Problem to work on: Every record below should be printed exactly as given.

* Start Material supplied *

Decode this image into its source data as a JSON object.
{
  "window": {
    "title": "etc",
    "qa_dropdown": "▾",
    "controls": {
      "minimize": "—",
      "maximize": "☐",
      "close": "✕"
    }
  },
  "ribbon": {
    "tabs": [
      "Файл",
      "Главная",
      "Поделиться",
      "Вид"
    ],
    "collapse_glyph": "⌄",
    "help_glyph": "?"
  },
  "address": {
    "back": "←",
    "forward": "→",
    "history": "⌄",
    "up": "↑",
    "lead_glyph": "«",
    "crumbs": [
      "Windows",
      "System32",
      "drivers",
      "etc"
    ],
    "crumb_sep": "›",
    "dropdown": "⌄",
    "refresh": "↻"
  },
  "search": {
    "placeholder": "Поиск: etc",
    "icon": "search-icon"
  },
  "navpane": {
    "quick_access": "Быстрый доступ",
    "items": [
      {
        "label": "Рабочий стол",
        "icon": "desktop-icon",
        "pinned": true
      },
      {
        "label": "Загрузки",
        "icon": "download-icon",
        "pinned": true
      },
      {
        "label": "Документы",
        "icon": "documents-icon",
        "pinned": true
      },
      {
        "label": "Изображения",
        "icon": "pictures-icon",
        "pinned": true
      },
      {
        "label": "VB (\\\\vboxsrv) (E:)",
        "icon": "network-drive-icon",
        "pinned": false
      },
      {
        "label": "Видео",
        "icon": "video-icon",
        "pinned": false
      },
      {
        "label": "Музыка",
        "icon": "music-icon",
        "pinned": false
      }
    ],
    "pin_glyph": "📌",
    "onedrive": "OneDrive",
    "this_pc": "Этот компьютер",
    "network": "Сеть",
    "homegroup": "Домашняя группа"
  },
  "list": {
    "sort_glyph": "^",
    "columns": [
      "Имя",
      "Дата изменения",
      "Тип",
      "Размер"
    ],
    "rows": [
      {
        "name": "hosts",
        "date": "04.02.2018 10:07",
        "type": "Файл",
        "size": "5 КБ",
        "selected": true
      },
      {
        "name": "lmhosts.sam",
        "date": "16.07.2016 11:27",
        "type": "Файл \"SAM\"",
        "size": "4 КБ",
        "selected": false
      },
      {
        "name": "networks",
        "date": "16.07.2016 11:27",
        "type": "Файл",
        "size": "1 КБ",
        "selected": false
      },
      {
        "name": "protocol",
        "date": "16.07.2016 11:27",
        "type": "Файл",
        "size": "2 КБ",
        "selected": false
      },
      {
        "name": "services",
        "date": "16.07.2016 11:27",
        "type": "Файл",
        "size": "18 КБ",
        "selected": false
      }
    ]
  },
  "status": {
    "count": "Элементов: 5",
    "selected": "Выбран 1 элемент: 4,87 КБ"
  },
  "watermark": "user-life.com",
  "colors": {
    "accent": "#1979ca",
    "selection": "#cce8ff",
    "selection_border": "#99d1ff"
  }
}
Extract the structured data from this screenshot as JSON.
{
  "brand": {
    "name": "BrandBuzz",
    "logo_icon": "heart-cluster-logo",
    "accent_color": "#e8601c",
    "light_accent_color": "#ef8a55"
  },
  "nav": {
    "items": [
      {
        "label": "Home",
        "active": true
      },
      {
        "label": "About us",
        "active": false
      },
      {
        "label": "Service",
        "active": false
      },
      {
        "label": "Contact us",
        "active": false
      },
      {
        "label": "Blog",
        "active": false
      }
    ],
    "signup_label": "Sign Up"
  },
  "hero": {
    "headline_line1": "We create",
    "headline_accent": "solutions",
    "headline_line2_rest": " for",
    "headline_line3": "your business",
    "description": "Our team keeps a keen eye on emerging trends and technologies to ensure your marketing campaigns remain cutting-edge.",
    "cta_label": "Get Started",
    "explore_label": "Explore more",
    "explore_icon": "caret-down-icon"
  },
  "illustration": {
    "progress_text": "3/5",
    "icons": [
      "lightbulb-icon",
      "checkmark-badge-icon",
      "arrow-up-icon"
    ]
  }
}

* End Material supplied *

Worked answer:
Decode this image into its source data as a JSON object.
{
  "window": {
    "title": "etc",
    "qa_dropdown": "▾",
    "controls": {
      "minimize": "—",
      "maximize": "☐",
      "close": "✕"
    }
  },
  "ribbon": {
    "tabs": [
      "Файл",
      "Главная",
      "Поделиться",
      "Вид"
    ],
    "collapse_glyph": "⌄",
    "help_glyph": "?"
  },
  "address": {
    "back": "←",
    "forward": "→",
    "history": "⌄",
    "up": "↑",
    "lead_glyph": "«",
    "crumbs": [
      "Windows",
      "System32",
      "drivers",
      "etc"
    ],
    "crumb_sep": "›",
    "dropdown": "⌄",
    "refresh": "↻"
  },
  "search": {
    "placeholder": "Поиск: etc",
    "icon": "search-icon"
  },
  "navpane": {
    "quick_access": "Быстрый доступ",
    "items": [
      {
        "label": "Рабочий стол",
        "icon": "desktop-icon",
        "pinned": true
      },
      {
        "label": "Загрузки",
        "icon": "download-icon",
        "pinned": true
      },
      {
        "label": "Документы",
        "icon": "documents-icon",
        "pinned": true
      },
      {
        "label": "Изображения",
        "icon": "pictures-icon",
        "pinned": true
      },
      {
        "label": "VB (\\\\vboxsrv) (E:)",
        "icon": "network-drive-icon",
        "pinned": false
      },
      {
        "label": "Видео",
        "icon": "video-icon",
        "pinned": false
      },
      {
        "label": "Музыка",
        "icon": "music-icon",
        "pinned": false
      }
    ],
    "pin_glyph": "📌",
    "onedrive": "OneDrive",
    "this_pc": "Этот компьютер",
    "network": "Сеть",
    "homegroup": "Домашняя группа"
  },
  "list": {
    "sort_glyph": "^",
    "columns": [
      "Имя",
      "Дата изменения",
      "Тип",
      "Размер"
    ],
    "rows": [
      {
        "name": "hosts",
        "date": "04.02.2018 10:07",
        "type": "Файл",
        "size": "5 КБ",
        "selected": true
      },
      {
        "name": "lmhosts.sam",
        "date": "16.07.2016 11:27",
        "type": "Файл \"SAM\"",
        "size": "4 КБ",
        "selected": false
      },
      {
        "name": "networks",
        "date": "16.07.2016 11:27",
        "type": "Файл",
        "size": "1 КБ",
        "selected": false
      },
      {
        "name": "protocol",
        "date": "16.07.2016 11:27",
        "type": "Файл",
        "size": "2 КБ",
        "selected": false
      },
      {
        "name": "services",
        "date": "16.07.2016 11:27",
        "type": "Файл",
        "size": "18 КБ",
        "selected": false
      }
    ]
  },
  "status": {
    "count": "Элементов: 5",
    "selected": "Выбран 1 элемент: 4,87 КБ"
  },
  "watermark": "user-life.com",
  "colors": {
    "accent": "#1979ca",
    "selection": "#cce8ff",
    "selection_border": "#99d1ff"
  }
}
Extract the structured data from this screenshot as JSON.
{
  "brand": {
    "name": "BrandBuzz",
    "logo_icon": "heart-cluster-logo",
    "accent_color": "#e8601c",
    "light_accent_color": "#ef8a55"
  },
  "nav": {
    "items": [
      {
        "label": "Home",
        "active": true
      },
      {
        "label": "About us",
        "active": false
      },
      {
        "label": "Service",
        "active": false
      },
      {
        "label": "Contact us",
        "active": false
      },
      {
        "label": "Blog",
        "active": false
      }
    ],
    "signup_label": "Sign Up"
  },
  "hero": {
    "headline_line1": "We create",
    "headline_accent": "solutions",
    "headline_line2_rest": " for",
    "headline_line3": "your business",
    "description": "Our team keeps a keen eye on emerging trends and technologies to ensure your marketing campaigns remain cutting-edge.",
    "cta_label": "Get Started",
    "explore_label": "Explore more",
    "explore_icon": "caret-down-icon"
  },
  "illustration": {
    "progress_text": "3/5",
    "icons": [
      "lightbulb-icon",
      "checkmark-badge-icon",
      "arrow-up-icon"
    ]
  }
}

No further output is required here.